• WHAT THE TASK ASKS: Each line containing the word "this" should be found and copied.

• THE INPUT:
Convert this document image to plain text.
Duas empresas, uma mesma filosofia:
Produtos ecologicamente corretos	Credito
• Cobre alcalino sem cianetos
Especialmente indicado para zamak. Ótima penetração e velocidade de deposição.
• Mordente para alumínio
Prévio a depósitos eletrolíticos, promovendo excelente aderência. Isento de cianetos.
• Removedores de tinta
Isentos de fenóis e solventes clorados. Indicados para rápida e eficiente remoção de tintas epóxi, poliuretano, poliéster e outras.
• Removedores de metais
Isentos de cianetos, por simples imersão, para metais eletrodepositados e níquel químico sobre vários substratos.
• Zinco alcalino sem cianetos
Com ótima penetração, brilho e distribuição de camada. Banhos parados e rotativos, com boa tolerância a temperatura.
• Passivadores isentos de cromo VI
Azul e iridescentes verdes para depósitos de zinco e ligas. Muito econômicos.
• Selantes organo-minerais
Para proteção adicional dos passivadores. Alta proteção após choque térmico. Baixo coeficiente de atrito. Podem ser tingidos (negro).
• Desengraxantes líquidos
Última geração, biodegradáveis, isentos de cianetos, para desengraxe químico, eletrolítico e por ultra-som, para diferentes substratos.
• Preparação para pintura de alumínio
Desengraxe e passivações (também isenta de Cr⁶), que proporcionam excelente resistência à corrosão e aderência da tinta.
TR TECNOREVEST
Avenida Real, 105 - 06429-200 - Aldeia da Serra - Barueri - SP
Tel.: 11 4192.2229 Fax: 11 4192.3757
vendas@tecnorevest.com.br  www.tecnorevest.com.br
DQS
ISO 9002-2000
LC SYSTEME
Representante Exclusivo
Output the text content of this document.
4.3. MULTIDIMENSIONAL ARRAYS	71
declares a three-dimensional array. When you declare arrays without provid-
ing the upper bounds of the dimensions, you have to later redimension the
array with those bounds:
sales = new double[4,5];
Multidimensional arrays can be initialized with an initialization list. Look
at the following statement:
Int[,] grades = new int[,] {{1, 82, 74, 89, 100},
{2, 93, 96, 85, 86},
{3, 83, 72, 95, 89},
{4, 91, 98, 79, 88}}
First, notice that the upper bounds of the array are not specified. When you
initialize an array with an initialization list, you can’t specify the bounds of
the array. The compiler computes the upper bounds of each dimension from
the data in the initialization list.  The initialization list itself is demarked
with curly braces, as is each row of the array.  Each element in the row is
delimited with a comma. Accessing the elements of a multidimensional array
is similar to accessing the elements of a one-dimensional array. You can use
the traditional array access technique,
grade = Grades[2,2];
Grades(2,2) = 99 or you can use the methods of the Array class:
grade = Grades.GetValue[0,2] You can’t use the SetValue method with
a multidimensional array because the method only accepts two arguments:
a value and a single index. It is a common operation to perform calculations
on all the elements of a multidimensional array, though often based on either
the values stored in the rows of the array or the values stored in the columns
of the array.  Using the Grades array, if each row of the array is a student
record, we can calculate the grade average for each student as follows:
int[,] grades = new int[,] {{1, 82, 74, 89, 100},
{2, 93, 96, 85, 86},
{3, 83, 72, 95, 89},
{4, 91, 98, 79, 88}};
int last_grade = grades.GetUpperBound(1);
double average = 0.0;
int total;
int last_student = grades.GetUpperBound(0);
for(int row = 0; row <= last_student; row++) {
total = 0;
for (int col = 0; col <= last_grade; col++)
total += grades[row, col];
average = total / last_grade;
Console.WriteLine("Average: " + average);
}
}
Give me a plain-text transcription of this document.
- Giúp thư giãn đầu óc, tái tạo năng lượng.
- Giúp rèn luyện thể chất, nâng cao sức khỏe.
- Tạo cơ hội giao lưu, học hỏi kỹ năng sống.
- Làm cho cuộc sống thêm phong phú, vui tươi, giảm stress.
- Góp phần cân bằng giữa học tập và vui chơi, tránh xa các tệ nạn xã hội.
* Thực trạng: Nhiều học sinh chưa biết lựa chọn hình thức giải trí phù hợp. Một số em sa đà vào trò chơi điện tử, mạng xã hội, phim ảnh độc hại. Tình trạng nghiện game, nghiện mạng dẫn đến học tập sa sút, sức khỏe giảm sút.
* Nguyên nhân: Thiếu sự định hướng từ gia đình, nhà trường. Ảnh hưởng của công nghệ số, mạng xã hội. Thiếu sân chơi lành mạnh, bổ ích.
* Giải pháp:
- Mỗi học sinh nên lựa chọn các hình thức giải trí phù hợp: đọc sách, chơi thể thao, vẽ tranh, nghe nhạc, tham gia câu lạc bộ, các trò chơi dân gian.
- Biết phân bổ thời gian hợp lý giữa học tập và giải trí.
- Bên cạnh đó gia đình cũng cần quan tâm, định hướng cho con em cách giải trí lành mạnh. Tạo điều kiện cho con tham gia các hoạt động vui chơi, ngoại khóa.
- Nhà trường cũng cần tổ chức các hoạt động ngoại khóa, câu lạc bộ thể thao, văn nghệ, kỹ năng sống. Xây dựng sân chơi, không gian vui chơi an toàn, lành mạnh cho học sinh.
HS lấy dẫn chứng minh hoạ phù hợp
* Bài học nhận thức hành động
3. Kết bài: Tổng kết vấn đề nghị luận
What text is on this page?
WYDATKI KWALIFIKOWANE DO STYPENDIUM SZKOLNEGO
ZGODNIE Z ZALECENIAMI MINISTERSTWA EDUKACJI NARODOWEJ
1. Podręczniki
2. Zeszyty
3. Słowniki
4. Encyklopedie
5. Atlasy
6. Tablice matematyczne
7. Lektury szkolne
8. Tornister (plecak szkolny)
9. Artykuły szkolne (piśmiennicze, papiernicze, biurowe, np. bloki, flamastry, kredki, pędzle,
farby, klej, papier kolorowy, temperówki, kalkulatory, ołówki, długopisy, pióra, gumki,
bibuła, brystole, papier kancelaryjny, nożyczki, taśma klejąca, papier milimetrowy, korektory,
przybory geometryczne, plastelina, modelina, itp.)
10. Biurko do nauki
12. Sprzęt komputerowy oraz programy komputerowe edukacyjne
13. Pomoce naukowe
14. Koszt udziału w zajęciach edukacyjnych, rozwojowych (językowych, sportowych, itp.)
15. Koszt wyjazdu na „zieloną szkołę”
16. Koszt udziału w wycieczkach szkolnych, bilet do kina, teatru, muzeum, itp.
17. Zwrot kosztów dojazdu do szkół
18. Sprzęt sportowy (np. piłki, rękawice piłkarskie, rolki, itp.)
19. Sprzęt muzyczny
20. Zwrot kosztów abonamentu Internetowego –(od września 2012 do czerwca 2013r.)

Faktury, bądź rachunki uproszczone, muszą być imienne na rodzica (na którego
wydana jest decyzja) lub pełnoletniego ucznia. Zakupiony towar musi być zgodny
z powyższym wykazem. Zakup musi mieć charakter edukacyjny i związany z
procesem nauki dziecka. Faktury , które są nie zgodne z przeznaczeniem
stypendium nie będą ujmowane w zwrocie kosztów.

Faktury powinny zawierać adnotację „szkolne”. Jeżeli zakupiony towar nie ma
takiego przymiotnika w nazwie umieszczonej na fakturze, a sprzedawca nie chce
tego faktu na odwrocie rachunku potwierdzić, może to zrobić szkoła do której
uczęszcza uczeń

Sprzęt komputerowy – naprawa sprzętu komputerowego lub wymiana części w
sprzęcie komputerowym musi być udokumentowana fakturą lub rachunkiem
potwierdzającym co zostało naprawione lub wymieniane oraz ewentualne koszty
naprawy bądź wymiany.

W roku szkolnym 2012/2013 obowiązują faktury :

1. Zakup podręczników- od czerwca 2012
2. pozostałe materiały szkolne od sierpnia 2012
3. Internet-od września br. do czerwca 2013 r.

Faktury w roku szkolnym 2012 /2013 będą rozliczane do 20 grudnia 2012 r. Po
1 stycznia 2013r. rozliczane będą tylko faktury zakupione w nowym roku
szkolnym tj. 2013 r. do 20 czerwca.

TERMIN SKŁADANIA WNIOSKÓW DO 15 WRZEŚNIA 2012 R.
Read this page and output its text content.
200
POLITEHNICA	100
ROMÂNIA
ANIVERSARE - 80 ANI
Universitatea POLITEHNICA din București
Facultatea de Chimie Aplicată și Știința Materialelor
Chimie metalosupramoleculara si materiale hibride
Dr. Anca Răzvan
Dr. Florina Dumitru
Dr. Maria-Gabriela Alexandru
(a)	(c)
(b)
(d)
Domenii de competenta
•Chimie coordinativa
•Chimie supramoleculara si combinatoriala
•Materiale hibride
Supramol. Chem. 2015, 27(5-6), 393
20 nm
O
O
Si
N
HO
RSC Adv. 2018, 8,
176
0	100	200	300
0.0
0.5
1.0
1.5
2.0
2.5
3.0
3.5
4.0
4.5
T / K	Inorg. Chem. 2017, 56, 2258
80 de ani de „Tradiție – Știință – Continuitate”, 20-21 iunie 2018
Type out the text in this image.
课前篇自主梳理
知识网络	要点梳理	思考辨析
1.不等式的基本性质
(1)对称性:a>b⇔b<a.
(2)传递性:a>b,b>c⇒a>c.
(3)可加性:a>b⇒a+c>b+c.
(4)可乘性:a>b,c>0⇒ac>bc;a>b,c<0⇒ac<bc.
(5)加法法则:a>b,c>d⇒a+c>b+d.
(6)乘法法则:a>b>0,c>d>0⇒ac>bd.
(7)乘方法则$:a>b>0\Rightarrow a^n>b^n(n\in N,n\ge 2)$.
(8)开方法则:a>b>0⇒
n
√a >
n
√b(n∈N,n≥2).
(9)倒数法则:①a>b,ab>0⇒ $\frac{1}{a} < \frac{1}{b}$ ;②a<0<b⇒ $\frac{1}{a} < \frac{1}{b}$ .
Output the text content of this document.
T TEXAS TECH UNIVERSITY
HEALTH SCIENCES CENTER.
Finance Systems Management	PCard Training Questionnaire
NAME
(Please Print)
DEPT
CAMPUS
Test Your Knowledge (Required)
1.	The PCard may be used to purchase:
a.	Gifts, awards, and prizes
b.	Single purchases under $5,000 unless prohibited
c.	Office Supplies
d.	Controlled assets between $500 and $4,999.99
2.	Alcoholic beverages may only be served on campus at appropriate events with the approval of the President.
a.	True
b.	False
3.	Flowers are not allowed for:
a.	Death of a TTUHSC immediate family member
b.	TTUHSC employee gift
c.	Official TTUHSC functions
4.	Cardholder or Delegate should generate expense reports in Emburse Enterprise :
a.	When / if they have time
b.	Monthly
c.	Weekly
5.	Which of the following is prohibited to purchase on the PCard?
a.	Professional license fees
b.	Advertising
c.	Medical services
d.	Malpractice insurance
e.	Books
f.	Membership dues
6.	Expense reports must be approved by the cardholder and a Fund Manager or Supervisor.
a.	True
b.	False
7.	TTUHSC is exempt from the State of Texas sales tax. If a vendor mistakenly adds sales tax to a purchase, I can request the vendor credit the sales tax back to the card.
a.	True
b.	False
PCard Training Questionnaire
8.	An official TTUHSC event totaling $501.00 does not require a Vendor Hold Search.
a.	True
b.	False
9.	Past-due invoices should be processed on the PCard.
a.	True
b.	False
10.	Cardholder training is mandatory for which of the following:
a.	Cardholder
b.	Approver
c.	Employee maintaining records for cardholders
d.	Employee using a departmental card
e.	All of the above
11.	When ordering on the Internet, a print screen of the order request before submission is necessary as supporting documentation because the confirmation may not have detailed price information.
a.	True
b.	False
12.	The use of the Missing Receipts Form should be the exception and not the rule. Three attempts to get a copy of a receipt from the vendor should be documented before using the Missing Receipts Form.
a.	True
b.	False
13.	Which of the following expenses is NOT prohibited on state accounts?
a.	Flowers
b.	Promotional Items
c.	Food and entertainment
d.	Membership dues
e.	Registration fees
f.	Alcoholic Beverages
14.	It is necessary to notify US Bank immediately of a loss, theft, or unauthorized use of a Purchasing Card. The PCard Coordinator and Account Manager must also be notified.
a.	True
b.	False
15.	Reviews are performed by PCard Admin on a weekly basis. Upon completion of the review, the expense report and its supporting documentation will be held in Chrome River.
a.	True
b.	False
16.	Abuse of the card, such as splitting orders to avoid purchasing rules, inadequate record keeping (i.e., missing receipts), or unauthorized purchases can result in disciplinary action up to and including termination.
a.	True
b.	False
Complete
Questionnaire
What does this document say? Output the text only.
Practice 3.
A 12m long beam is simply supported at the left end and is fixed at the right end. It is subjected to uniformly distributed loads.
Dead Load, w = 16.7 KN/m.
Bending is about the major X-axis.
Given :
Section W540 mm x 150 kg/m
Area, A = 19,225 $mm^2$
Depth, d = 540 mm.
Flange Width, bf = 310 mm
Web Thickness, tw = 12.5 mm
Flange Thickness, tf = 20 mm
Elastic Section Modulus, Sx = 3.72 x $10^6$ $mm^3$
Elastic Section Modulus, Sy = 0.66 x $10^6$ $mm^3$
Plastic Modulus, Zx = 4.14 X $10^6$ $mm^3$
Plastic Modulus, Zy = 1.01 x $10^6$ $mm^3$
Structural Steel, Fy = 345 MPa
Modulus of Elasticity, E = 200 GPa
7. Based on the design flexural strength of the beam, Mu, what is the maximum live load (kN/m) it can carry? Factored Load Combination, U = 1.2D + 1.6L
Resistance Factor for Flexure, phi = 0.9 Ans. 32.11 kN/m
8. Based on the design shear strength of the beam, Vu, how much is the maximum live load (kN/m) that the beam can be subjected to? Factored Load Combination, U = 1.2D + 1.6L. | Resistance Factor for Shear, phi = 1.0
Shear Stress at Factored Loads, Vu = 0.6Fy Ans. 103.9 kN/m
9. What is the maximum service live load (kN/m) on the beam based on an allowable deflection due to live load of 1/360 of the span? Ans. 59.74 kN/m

• REPLY TO THE EXERCISE:
Convert this document image to plain text.
Output the text content of this document.
Give me a plain-text transcription of this document.
What text is on this page?
Read this page and output its text content.
Type out the text in this image.
Output the text content of this document.
What does this document say? Output the text only.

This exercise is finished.